((
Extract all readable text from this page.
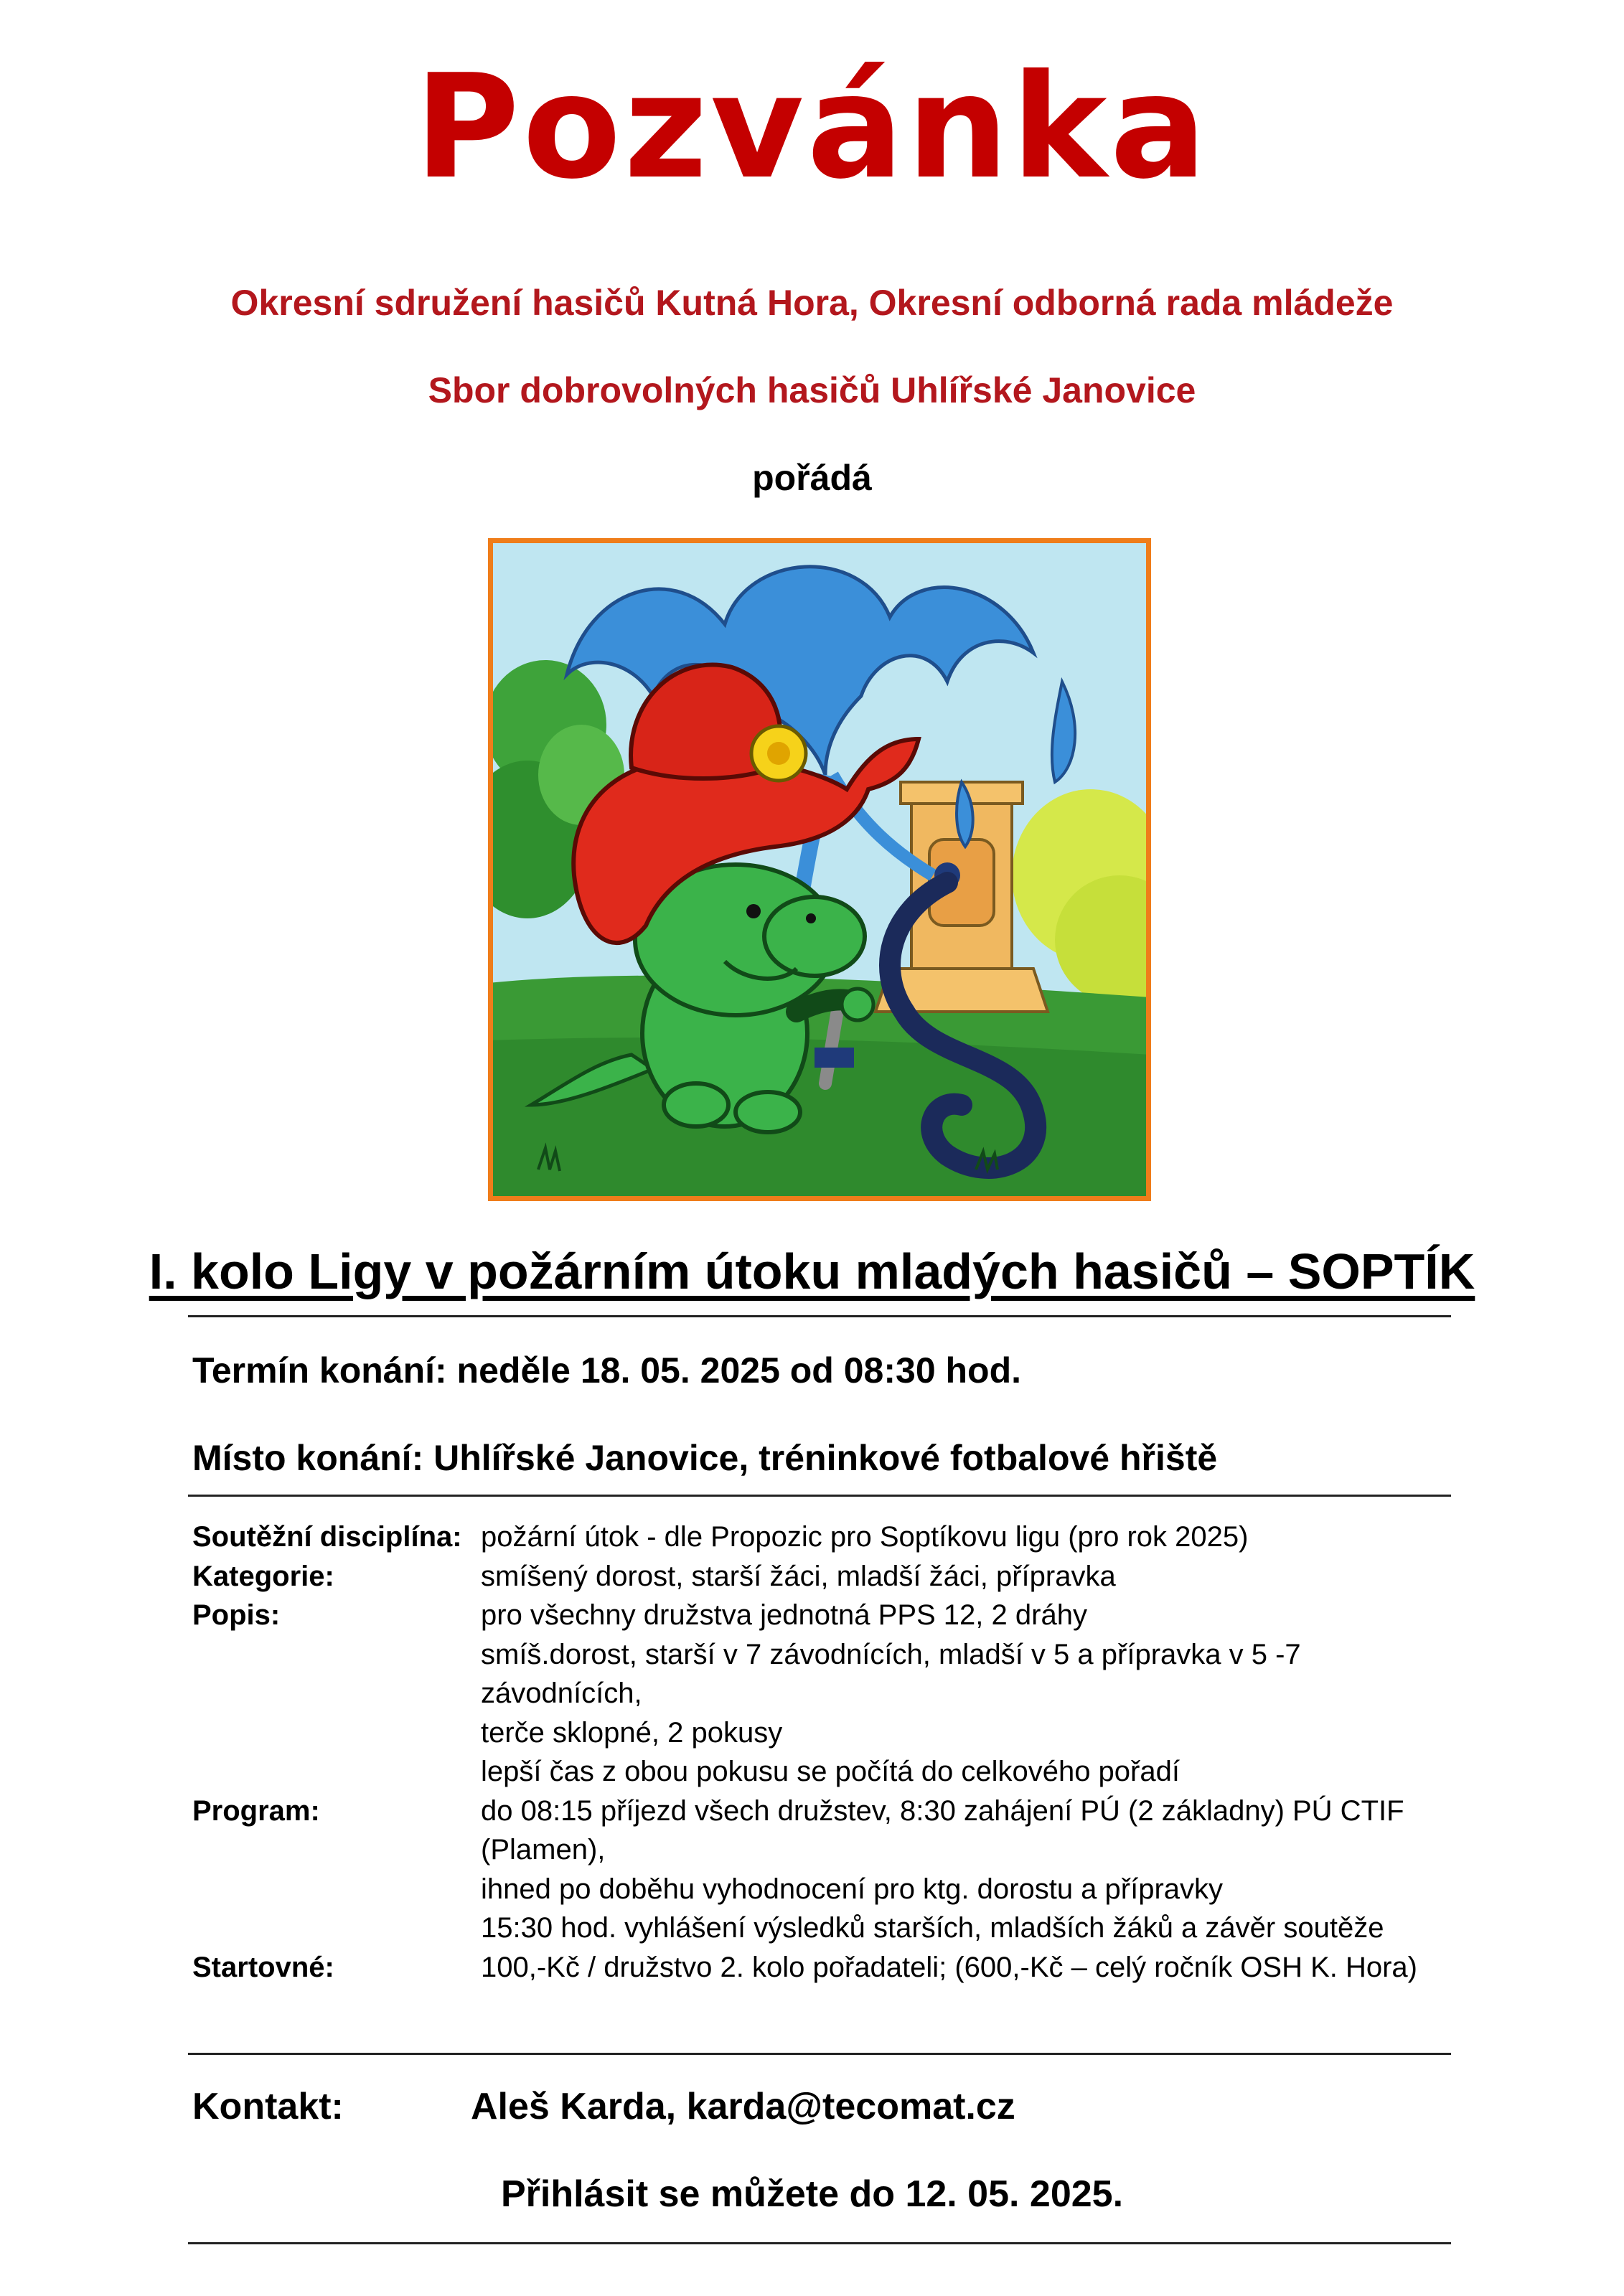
Pozvánka
Okresní sdružení hasičů Kutná Hora, Okresní odborná rada mládeže
Sbor dobrovolných hasičů Uhlířské Janovice
pořádá
I. kolo Ligy v požárním útoku mladých hasičů – SOPTÍK
Termín konání: neděle 18. 05. 2025 od 08:30 hod.
Místo konání: Uhlířské Janovice, tréninkové fotbalové hřiště
Soutěžní disciplína: požární útok - dle Propozic pro Soptíkovu ligu (pro rok 2025)
Kategorie:	smíšený dorost, starší žáci, mladší žáci, přípravka
Popis:	pro všechny družstva jednotná PPS 12, 2 dráhy
smíš.dorost, starší v 7 závodnících, mladší v 5 a přípravka v 5 -7 závodnících,
terče sklopné, 2 pokusy
lepší čas z obou pokusu se počítá do celkového pořadí
Program:	do 08:15 příjezd všech družstev, 8:30 zahájení PÚ (2 základny) PÚ CTIF (Plamen),
ihned po doběhu vyhodnocení pro ktg. dorostu a přípravky
15:30 hod. vyhlášení výsledků starších, mladších žáků a závěr soutěže
Startovné:	100,-Kč / družstvo 2. kolo pořadateli; (600,-Kč – celý ročník OSH K. Hora)
Kontakt:	Aleš Karda, karda@tecomat.cz
Přihlásit se můžete do 12. 05. 2025.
))
Pictures are to be left out; all else in the entries above is to be quoted exactly.

Extract all readable text from this page.
Pozvánka
Okresní sdružení hasičů Kutná Hora, Okresní odborná rada mládeže
Sbor dobrovolných hasičů Uhlířské Janovice
pořádá
I. kolo Ligy v požárním útoku mladých hasičů – SOPTÍK
Termín konání: neděle 18. 05. 2025 od 08:30 hod.
Místo konání: Uhlířské Janovice, tréninkové fotbalové hřiště
Soutěžní disciplína: požární útok - dle Propozic pro Soptíkovu ligu (pro rok 2025)
Kategorie:	smíšený dorost, starší žáci, mladší žáci, přípravka
Popis:	pro všechny družstva jednotná PPS 12, 2 dráhy
smíš.dorost, starší v 7 závodnících, mladší v 5 a přípravka v 5 -7 závodnících,
terče sklopné, 2 pokusy
lepší čas z obou pokusu se počítá do celkového pořadí
Program:	do 08:15 příjezd všech družstev, 8:30 zahájení PÚ (2 základny) PÚ CTIF (Plamen),
ihned po doběhu vyhodnocení pro ktg. dorostu a přípravky
15:30 hod. vyhlášení výsledků starších, mladších žáků a závěr soutěže
Startovné:	100,-Kč / družstvo 2. kolo pořadateli; (600,-Kč – celý ročník OSH K. Hora)
Kontakt:	Aleš Karda, karda@tecomat.cz
Přihlásit se můžete do 12. 05. 2025.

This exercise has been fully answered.